Task brief: Copy the listing verbatim, excluding any images found in it.

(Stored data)
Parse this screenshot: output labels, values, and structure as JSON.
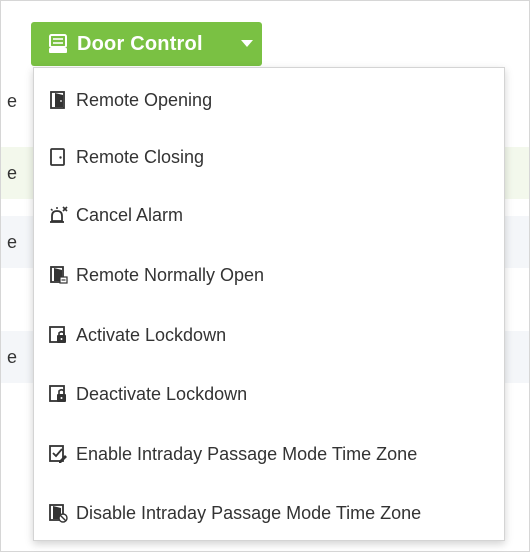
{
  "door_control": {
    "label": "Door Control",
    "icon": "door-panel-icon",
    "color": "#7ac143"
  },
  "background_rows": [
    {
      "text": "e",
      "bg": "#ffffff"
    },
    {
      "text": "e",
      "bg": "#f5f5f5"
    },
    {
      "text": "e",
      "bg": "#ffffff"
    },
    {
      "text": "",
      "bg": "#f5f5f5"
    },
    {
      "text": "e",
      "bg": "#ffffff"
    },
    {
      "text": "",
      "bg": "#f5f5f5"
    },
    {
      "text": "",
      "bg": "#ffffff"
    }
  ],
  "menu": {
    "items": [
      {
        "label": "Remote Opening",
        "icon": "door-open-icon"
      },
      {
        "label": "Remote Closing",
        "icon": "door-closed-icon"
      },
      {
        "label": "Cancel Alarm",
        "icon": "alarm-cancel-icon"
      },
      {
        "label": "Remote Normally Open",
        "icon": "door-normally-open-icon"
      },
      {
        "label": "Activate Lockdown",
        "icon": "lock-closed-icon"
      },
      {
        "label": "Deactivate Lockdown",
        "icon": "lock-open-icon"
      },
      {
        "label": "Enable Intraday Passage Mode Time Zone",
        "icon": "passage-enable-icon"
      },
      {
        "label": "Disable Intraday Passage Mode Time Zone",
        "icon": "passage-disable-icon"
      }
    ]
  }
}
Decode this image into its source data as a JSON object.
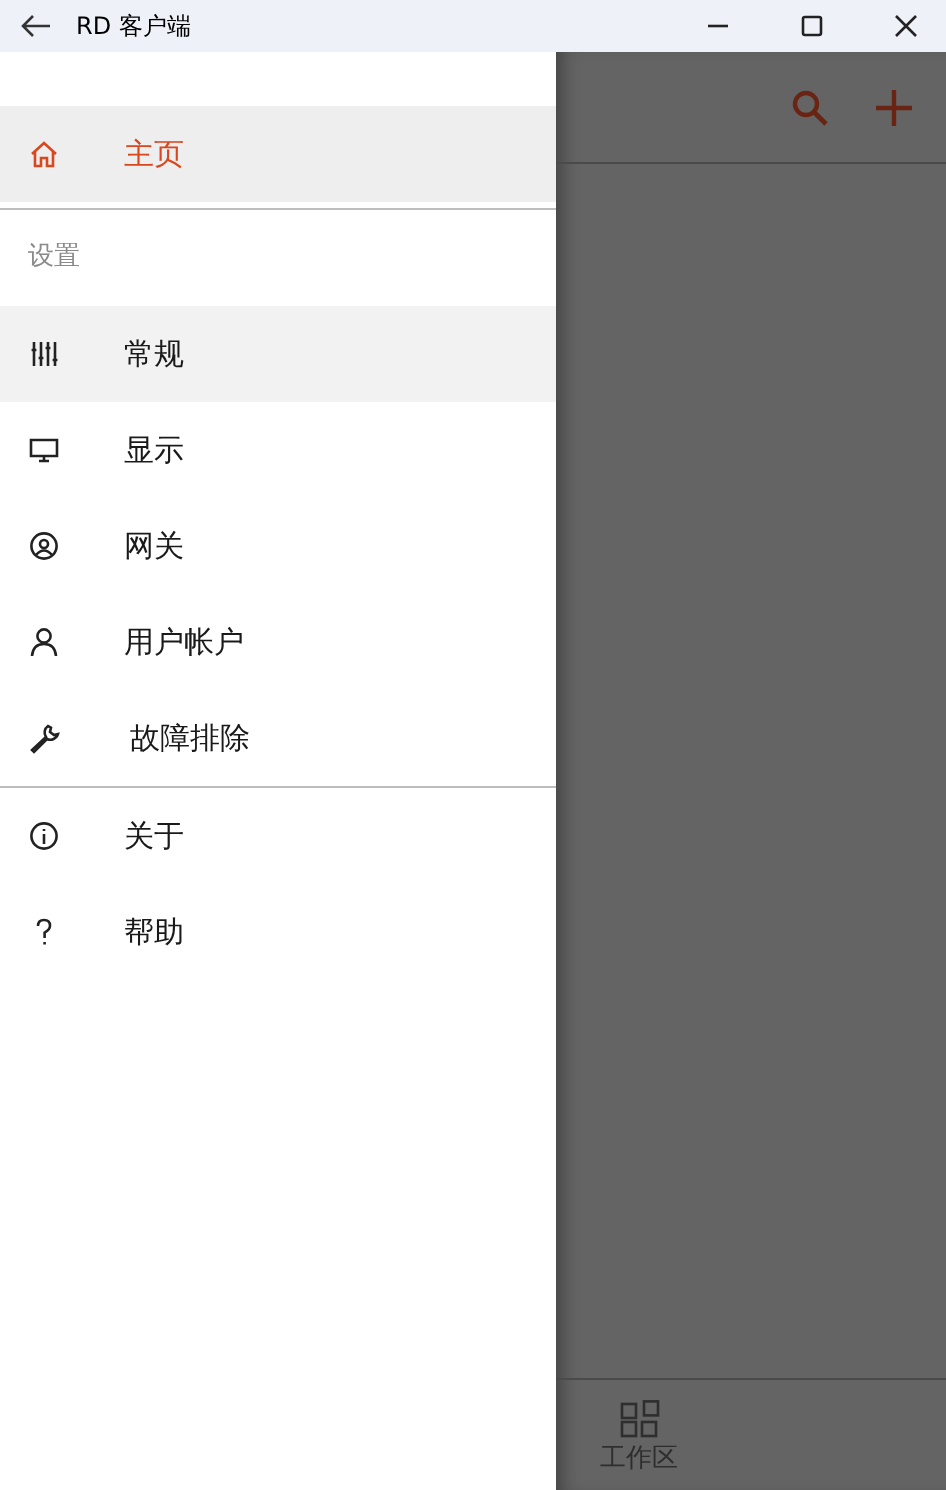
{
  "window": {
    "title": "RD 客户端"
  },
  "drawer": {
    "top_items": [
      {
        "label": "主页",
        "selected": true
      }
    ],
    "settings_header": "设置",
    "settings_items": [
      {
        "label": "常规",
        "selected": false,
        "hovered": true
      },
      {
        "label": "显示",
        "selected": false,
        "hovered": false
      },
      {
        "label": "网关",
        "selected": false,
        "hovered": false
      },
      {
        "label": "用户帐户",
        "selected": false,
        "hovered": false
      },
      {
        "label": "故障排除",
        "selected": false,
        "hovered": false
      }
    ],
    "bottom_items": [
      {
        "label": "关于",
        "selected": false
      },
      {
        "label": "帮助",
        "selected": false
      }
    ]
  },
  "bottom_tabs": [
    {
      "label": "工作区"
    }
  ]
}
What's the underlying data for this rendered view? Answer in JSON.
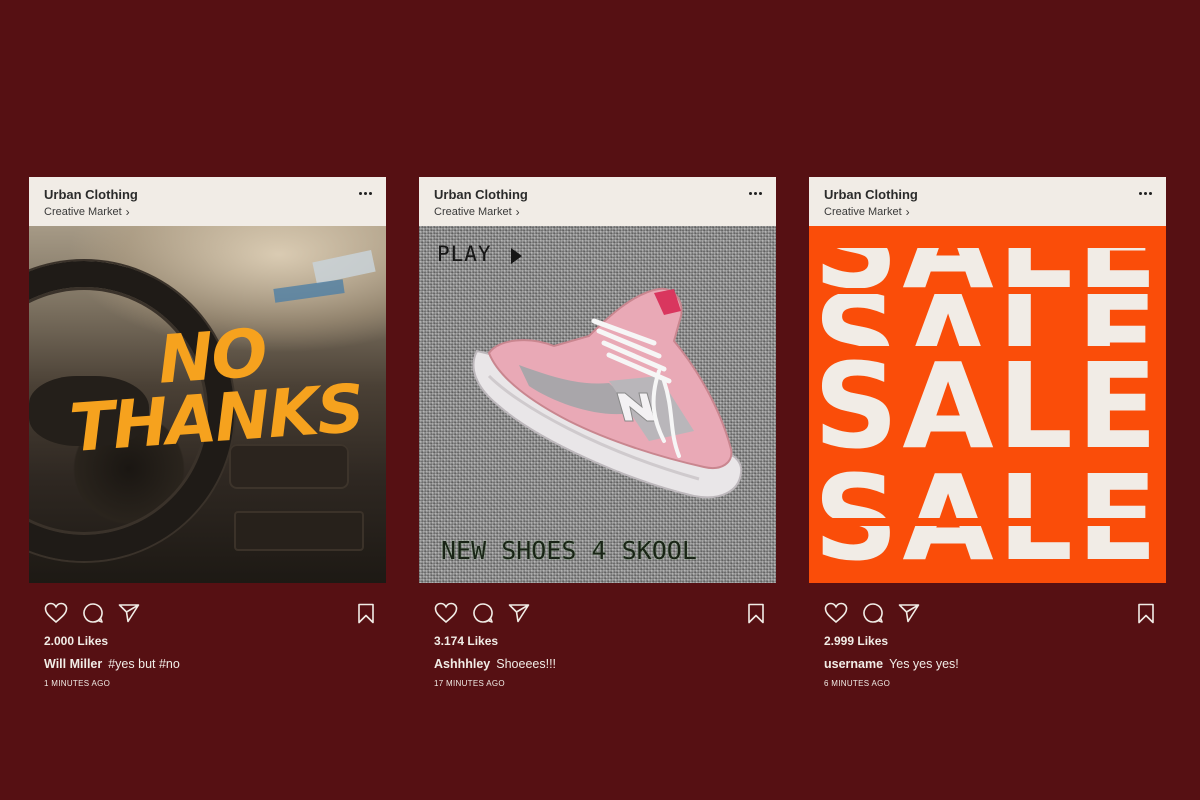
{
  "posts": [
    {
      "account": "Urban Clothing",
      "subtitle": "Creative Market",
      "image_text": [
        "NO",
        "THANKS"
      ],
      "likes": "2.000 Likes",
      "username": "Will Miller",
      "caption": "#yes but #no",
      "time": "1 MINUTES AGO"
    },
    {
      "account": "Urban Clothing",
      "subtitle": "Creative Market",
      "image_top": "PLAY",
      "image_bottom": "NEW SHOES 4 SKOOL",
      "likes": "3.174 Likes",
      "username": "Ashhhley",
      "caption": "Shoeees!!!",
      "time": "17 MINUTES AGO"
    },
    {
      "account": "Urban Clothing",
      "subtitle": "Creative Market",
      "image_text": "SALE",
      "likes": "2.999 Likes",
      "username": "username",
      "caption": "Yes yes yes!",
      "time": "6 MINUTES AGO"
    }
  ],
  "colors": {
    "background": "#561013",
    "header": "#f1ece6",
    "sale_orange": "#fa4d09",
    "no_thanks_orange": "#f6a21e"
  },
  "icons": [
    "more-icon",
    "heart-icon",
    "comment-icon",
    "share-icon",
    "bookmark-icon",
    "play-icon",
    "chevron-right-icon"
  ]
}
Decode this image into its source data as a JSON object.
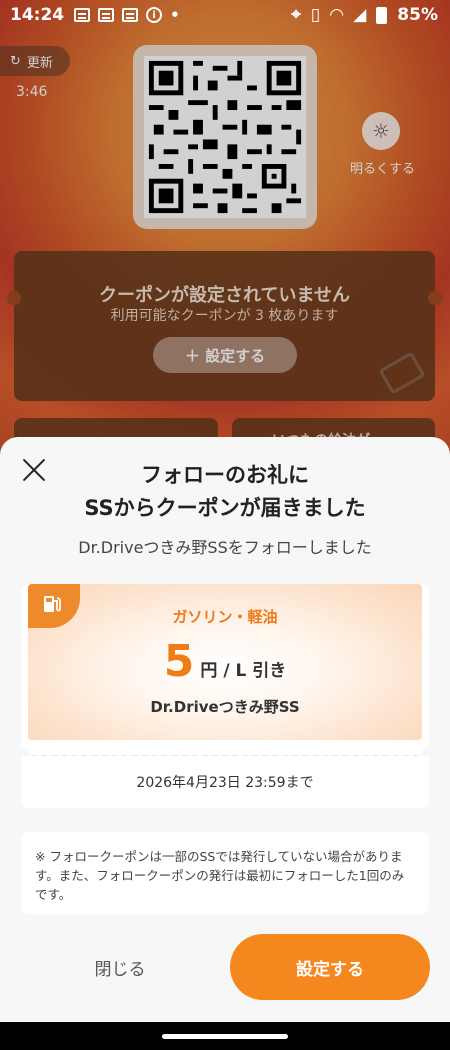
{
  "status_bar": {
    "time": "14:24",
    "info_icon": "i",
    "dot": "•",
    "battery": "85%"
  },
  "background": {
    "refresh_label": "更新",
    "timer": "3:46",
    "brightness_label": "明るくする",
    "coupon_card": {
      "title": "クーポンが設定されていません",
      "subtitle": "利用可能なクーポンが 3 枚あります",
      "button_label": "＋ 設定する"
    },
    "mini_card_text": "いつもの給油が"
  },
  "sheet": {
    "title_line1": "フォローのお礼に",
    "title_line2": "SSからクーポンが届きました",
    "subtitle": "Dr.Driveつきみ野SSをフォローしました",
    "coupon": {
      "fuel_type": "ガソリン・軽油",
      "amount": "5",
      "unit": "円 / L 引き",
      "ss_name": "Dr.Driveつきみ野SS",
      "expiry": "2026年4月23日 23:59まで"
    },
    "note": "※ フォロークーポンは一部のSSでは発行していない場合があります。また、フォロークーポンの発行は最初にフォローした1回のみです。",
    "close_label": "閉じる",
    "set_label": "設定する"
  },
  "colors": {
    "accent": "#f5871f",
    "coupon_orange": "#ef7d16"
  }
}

Written answer:
Parse this screenshot: output labels, values, and structure as JSON.
{
  "door_control": {
    "label": "Door Control",
    "icon": "door-panel-icon",
    "color": "#7ac143"
  },
  "background_rows": [
    {
      "text": "e",
      "bg": "#ffffff"
    },
    {
      "text": "e",
      "bg": "#f5f5f5"
    },
    {
      "text": "e",
      "bg": "#ffffff"
    },
    {
      "text": "",
      "bg": "#f5f5f5"
    },
    {
      "text": "e",
      "bg": "#ffffff"
    },
    {
      "text": "",
      "bg": "#f5f5f5"
    },
    {
      "text": "",
      "bg": "#ffffff"
    }
  ],
  "menu": {
    "items": [
      {
        "label": "Remote Opening",
        "icon": "door-open-icon"
      },
      {
        "label": "Remote Closing",
        "icon": "door-closed-icon"
      },
      {
        "label": "Cancel Alarm",
        "icon": "alarm-cancel-icon"
      },
      {
        "label": "Remote Normally Open",
        "icon": "door-normally-open-icon"
      },
      {
        "label": "Activate Lockdown",
        "icon": "lock-closed-icon"
      },
      {
        "label": "Deactivate Lockdown",
        "icon": "lock-open-icon"
      },
      {
        "label": "Enable Intraday Passage Mode Time Zone",
        "icon": "passage-enable-icon"
      },
      {
        "label": "Disable Intraday Passage Mode Time Zone",
        "icon": "passage-disable-icon"
      }
    ]
  }
}
Decode this image into its source data as a JSON object.
{
  "window": {
    "title": "RD 客户端"
  },
  "drawer": {
    "top_items": [
      {
        "label": "主页",
        "selected": true
      }
    ],
    "settings_header": "设置",
    "settings_items": [
      {
        "label": "常规",
        "selected": false,
        "hovered": true
      },
      {
        "label": "显示",
        "selected": false,
        "hovered": false
      },
      {
        "label": "网关",
        "selected": false,
        "hovered": false
      },
      {
        "label": "用户帐户",
        "selected": false,
        "hovered": false
      },
      {
        "label": "故障排除",
        "selected": false,
        "hovered": false
      }
    ],
    "bottom_items": [
      {
        "label": "关于",
        "selected": false
      },
      {
        "label": "帮助",
        "selected": false
      }
    ]
  },
  "bottom_tabs": [
    {
      "label": "工作区"
    }
  ]
}
What's the underlying data for this rendered view? Answer in JSON.
{
  "posts": [
    {
      "account": "Urban Clothing",
      "subtitle": "Creative Market",
      "image_text": [
        "NO",
        "THANKS"
      ],
      "likes": "2.000 Likes",
      "username": "Will Miller",
      "caption": "#yes but #no",
      "time": "1 MINUTES AGO"
    },
    {
      "account": "Urban Clothing",
      "subtitle": "Creative Market",
      "image_top": "PLAY",
      "image_bottom": "NEW SHOES 4 SKOOL",
      "likes": "3.174 Likes",
      "username": "Ashhhley",
      "caption": "Shoeees!!!",
      "time": "17 MINUTES AGO"
    },
    {
      "account": "Urban Clothing",
      "subtitle": "Creative Market",
      "image_text": "SALE",
      "likes": "2.999 Likes",
      "username": "username",
      "caption": "Yes yes yes!",
      "time": "6 MINUTES AGO"
    }
  ],
  "colors": {
    "background": "#561013",
    "header": "#f1ece6",
    "sale_orange": "#fa4d09",
    "no_thanks_orange": "#f6a21e"
  },
  "icons": [
    "more-icon",
    "heart-icon",
    "comment-icon",
    "share-icon",
    "bookmark-icon",
    "play-icon",
    "chevron-right-icon"
  ]
}
Decode this image into its source data as a JSON object.
{
  "status_bar": {
    "time": "14:24",
    "info_icon": "i",
    "dot": "•",
    "battery": "85%"
  },
  "background": {
    "refresh_label": "更新",
    "timer": "3:46",
    "brightness_label": "明るくする",
    "coupon_card": {
      "title": "クーポンが設定されていません",
      "subtitle": "利用可能なクーポンが 3 枚あります",
      "button_label": "＋ 設定する"
    },
    "mini_card_text": "いつもの給油が"
  },
  "sheet": {
    "title_line1": "フォローのお礼に",
    "title_line2": "SSからクーポンが届きました",
    "subtitle": "Dr.Driveつきみ野SSをフォローしました",
    "coupon": {
      "fuel_type": "ガソリン・軽油",
      "amount": "5",
      "unit": "円 / L 引き",
      "ss_name": "Dr.Driveつきみ野SS",
      "expiry": "2026年4月23日 23:59まで"
    },
    "note": "※ フォロークーポンは一部のSSでは発行していない場合があります。また、フォロークーポンの発行は最初にフォローした1回のみです。",
    "close_label": "閉じる",
    "set_label": "設定する"
  },
  "colors": {
    "accent": "#f5871f",
    "coupon_orange": "#ef7d16"
  }
}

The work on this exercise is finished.